__SHORT PROBLEM__: Work out how many lines of the material below mention the word "мұғалімі"; reply with the number only.

__RECORDS SHOWN__:
::::
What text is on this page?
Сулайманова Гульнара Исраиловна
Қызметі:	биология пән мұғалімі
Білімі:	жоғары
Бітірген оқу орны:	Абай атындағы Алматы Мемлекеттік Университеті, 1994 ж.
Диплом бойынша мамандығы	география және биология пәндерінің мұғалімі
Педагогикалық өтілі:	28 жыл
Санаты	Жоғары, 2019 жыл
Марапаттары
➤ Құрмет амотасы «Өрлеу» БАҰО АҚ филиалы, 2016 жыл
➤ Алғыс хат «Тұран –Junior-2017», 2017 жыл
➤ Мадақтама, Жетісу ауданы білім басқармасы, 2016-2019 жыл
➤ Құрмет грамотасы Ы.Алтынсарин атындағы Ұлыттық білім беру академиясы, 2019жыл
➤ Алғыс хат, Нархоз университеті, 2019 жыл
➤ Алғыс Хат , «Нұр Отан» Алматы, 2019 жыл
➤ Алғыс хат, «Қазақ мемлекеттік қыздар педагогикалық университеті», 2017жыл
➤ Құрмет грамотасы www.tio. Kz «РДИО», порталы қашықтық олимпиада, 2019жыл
::::
__RESPONSE FOR THIS EXERCISE__: 2